[Collected data entries]
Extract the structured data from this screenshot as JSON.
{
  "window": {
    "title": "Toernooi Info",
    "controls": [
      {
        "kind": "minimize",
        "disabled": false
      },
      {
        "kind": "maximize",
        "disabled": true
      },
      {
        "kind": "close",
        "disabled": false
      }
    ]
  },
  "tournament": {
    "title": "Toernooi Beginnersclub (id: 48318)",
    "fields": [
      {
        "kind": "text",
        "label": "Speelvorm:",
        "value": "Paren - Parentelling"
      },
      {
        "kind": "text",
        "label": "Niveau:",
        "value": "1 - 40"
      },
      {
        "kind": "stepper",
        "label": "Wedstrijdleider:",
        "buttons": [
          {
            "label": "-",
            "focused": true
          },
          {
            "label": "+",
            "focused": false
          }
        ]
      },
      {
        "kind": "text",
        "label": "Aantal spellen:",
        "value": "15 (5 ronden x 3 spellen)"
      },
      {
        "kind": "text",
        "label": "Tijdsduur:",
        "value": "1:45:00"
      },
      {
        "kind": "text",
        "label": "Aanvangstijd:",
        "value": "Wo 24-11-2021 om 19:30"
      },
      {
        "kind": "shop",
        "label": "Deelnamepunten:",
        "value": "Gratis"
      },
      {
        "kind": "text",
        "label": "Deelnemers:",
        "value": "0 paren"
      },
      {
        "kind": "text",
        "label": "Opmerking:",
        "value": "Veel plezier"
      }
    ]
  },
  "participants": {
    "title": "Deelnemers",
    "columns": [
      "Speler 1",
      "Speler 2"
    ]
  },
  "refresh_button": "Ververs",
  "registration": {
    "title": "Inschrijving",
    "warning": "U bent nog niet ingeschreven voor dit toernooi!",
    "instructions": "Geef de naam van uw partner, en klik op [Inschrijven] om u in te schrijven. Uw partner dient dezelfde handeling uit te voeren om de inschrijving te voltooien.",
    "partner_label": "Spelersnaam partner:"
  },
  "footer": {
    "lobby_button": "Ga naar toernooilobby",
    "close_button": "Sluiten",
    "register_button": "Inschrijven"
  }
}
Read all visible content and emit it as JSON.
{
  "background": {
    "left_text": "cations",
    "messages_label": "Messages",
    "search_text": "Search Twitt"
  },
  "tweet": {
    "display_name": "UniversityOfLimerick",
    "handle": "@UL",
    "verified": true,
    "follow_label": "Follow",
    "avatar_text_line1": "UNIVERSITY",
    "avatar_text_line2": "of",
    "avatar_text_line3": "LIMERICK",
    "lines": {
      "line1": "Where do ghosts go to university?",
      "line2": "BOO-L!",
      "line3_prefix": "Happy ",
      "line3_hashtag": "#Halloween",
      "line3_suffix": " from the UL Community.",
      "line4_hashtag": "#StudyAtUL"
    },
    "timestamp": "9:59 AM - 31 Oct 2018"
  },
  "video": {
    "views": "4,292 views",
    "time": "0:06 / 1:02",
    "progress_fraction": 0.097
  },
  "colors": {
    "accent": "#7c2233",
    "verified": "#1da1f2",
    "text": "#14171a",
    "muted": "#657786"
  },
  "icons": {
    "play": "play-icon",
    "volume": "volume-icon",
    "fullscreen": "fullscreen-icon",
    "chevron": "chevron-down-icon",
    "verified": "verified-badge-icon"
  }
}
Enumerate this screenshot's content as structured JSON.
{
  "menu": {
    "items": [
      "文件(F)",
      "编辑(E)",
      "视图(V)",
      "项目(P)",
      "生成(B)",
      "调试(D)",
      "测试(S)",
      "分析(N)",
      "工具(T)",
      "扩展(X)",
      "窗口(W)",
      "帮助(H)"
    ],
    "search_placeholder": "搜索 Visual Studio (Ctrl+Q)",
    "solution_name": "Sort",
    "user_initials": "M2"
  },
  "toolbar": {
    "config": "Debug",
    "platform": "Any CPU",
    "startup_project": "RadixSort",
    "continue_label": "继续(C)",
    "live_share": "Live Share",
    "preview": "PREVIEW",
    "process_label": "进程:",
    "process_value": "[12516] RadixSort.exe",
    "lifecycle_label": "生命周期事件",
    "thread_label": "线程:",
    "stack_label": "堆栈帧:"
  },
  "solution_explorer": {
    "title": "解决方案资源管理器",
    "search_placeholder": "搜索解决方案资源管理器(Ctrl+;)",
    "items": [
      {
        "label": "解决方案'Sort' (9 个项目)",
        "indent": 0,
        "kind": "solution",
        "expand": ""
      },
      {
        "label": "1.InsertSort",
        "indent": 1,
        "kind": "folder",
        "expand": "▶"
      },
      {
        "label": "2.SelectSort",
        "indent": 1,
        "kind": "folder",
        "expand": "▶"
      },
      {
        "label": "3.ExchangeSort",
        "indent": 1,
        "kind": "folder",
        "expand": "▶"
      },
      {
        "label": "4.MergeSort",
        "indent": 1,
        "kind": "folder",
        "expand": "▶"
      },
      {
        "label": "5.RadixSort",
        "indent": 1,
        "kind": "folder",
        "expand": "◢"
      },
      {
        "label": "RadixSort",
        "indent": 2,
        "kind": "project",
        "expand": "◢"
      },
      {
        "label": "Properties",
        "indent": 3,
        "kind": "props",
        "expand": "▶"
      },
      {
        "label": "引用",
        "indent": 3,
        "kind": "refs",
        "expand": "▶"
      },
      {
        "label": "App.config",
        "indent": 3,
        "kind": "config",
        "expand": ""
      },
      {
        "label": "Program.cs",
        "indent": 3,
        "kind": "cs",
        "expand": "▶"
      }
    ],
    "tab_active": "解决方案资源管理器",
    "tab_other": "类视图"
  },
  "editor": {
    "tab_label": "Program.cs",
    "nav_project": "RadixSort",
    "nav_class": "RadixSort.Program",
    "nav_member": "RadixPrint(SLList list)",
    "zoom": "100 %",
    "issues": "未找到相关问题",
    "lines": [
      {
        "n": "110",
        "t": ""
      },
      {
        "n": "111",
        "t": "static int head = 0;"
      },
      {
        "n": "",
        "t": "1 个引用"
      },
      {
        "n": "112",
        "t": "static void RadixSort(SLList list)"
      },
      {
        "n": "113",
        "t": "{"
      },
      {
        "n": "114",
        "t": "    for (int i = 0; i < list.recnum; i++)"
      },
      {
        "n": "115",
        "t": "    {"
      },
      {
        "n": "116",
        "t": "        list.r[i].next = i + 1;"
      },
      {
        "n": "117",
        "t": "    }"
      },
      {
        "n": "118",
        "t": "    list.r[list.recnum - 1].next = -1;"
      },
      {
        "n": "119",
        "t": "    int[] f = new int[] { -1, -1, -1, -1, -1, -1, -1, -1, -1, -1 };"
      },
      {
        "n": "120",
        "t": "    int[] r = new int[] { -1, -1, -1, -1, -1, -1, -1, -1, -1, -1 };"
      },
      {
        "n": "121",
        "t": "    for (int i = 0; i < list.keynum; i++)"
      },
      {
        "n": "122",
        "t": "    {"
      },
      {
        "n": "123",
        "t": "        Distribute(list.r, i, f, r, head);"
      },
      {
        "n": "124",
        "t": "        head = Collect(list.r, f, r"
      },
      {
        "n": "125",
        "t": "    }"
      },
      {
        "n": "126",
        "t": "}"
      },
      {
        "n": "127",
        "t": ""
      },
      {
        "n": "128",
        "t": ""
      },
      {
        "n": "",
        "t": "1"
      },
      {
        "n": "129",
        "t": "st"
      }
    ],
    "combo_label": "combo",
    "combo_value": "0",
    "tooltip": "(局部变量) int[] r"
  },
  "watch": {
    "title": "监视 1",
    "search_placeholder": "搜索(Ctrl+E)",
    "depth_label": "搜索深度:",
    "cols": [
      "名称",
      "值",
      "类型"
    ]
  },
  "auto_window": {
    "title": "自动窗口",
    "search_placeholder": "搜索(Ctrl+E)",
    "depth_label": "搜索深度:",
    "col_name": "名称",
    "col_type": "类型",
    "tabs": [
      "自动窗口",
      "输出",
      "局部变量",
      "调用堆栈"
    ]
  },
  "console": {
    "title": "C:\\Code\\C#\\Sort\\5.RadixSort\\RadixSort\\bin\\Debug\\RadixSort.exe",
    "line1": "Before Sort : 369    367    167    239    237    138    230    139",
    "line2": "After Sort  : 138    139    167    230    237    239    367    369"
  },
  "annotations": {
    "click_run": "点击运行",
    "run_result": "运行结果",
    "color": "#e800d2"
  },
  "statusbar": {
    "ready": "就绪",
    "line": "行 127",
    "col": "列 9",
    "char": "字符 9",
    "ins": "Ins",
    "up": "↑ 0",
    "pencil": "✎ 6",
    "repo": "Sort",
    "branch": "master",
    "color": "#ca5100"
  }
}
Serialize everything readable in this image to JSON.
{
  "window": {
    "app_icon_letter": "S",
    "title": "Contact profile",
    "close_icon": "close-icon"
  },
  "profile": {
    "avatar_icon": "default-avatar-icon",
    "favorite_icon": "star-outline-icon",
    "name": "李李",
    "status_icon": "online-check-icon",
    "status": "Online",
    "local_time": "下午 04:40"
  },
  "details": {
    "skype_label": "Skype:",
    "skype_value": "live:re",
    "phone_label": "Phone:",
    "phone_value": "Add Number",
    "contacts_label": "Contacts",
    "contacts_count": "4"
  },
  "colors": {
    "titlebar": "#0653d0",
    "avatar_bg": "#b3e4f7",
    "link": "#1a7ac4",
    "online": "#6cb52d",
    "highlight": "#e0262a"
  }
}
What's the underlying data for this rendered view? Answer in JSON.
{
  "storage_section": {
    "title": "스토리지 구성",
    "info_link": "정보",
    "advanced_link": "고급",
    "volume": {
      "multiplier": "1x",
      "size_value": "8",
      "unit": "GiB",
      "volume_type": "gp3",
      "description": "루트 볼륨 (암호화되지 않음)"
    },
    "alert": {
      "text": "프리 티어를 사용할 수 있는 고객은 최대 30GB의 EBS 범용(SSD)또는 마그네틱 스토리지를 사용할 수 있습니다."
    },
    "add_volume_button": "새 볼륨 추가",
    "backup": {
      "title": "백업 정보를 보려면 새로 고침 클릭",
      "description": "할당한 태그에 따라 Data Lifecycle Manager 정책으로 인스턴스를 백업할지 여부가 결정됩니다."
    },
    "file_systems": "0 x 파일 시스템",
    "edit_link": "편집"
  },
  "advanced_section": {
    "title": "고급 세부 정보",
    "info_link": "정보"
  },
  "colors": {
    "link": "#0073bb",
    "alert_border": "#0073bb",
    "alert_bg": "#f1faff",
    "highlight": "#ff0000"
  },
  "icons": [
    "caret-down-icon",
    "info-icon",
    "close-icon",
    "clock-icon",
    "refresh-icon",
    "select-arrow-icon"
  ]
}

• [Work required]: Retype exactly the lines from the one containing "What's the underlying" through the last line of the records above, including both.

• [Worked answer]:
What's the underlying data for this rendered view? Answer in JSON.
{
  "storage_section": {
    "title": "스토리지 구성",
    "info_link": "정보",
    "advanced_link": "고급",
    "volume": {
      "multiplier": "1x",
      "size_value": "8",
      "unit": "GiB",
      "volume_type": "gp3",
      "description": "루트 볼륨 (암호화되지 않음)"
    },
    "alert": {
      "text": "프리 티어를 사용할 수 있는 고객은 최대 30GB의 EBS 범용(SSD)또는 마그네틱 스토리지를 사용할 수 있습니다."
    },
    "add_volume_button": "새 볼륨 추가",
    "backup": {
      "title": "백업 정보를 보려면 새로 고침 클릭",
      "description": "할당한 태그에 따라 Data Lifecycle Manager 정책으로 인스턴스를 백업할지 여부가 결정됩니다."
    },
    "file_systems": "0 x 파일 시스템",
    "edit_link": "편집"
  },
  "advanced_section": {
    "title": "고급 세부 정보",
    "info_link": "정보"
  },
  "colors": {
    "link": "#0073bb",
    "alert_border": "#0073bb",
    "alert_bg": "#f1faff",
    "highlight": "#ff0000"
  },
  "icons": [
    "caret-down-icon",
    "info-icon",
    "close-icon",
    "clock-icon",
    "refresh-icon",
    "select-arrow-icon"
  ]
}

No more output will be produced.